-- start of Exercise data --

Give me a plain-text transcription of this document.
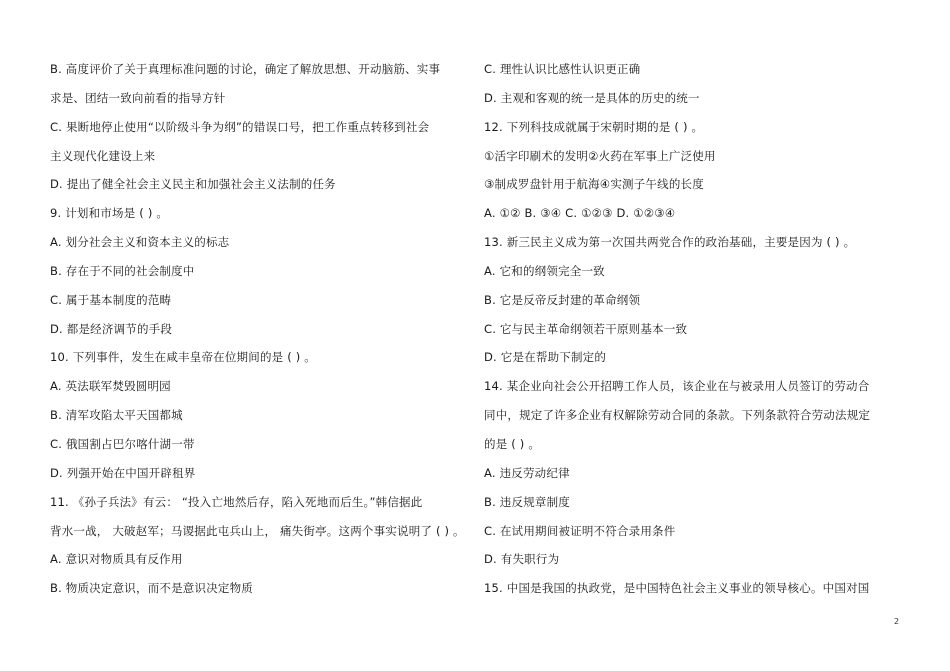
B. 高度评价了关于真理标准问题的讨论，确定了解放思想、开动脑筋、实事
求是、团结一致向前看的指导方针
C. 果断地停止使用“以阶级斗争为纲”的错误口号，把工作重点转移到社会
主义现代化建设上来
D. 提出了健全社会主义民主和加强社会主义法制的任务
9. 计划和市场是 ( ) 。
A. 划分社会主义和资本主义的标志
B. 存在于不同的社会制度中
C. 属于基本制度的范畴
D. 都是经济调节的手段
10. 下列事件，发生在咸丰皇帝在位期间的是 ( ) 。
A. 英法联军焚毁圆明园
B. 清军攻陷太平天国都城
C. 俄国割占巴尔喀什湖一带
D. 列强开始在中国开辟租界
11. 《孙子兵法》有云： “投入亡地然后存，陷入死地而后生。”韩信据此
背水一战， 大破赵军；马谡据此屯兵山上， 痛失街亭。这两个事实说明了 ( ) 。
A. 意识对物质具有反作用
B. 物质决定意识，而不是意识决定物质
C. 理性认识比感性认识更正确
D. 主观和客观的统一是具体的历史的统一
12. 下列科技成就属于宋朝时期的是 ( ) 。
①活字印刷术的发明②火药在军事上广泛使用
③制成罗盘针用于航海④实测子午线的长度
A. ①② B. ③④ C. ①②③ D. ①②③④
13. 新三民主义成为第一次国共两党合作的政治基础，主要是因为 ( ) 。
A. 它和的纲领完全一致
B. 它是反帝反封建的革命纲领
C. 它与民主革命纲领若干原则基本一致
D. 它是在帮助下制定的
14. 某企业向社会公开招聘工作人员，该企业在与被录用人员签订的劳动合
同中，规定了许多企业有权解除劳动合同的条款。下列条款符合劳动法规定
的是 ( ) 。
A. 违反劳动纪律
B. 违反规章制度
C. 在试用期间被证明不符合录用条件
D. 有失职行为
15. 中国是我国的执政党，是中国特色社会主义事业的领导核心。中国对国
2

-- end of Exercise data --

- Exercise description -
Return every line of the records exactly as given, pictures excluded.

- Response to the exercise -
Give me a plain-text transcription of this document.
B. 高度评价了关于真理标准问题的讨论，确定了解放思想、开动脑筋、实事
求是、团结一致向前看的指导方针
C. 果断地停止使用“以阶级斗争为纲”的错误口号，把工作重点转移到社会
主义现代化建设上来
D. 提出了健全社会主义民主和加强社会主义法制的任务
9. 计划和市场是 ( ) 。
A. 划分社会主义和资本主义的标志
B. 存在于不同的社会制度中
C. 属于基本制度的范畴
D. 都是经济调节的手段
10. 下列事件，发生在咸丰皇帝在位期间的是 ( ) 。
A. 英法联军焚毁圆明园
B. 清军攻陷太平天国都城
C. 俄国割占巴尔喀什湖一带
D. 列强开始在中国开辟租界
11. 《孙子兵法》有云： “投入亡地然后存，陷入死地而后生。”韩信据此
背水一战， 大破赵军；马谡据此屯兵山上， 痛失街亭。这两个事实说明了 ( ) 。
A. 意识对物质具有反作用
B. 物质决定意识，而不是意识决定物质
C. 理性认识比感性认识更正确
D. 主观和客观的统一是具体的历史的统一
12. 下列科技成就属于宋朝时期的是 ( ) 。
①活字印刷术的发明②火药在军事上广泛使用
③制成罗盘针用于航海④实测子午线的长度
A. ①② B. ③④ C. ①②③ D. ①②③④
13. 新三民主义成为第一次国共两党合作的政治基础，主要是因为 ( ) 。
A. 它和的纲领完全一致
B. 它是反帝反封建的革命纲领
C. 它与民主革命纲领若干原则基本一致
D. 它是在帮助下制定的
14. 某企业向社会公开招聘工作人员，该企业在与被录用人员签订的劳动合
同中，规定了许多企业有权解除劳动合同的条款。下列条款符合劳动法规定
的是 ( ) 。
A. 违反劳动纪律
B. 违反规章制度
C. 在试用期间被证明不符合录用条件
D. 有失职行为
15. 中国是我国的执政党，是中国特色社会主义事业的领导核心。中国对国
2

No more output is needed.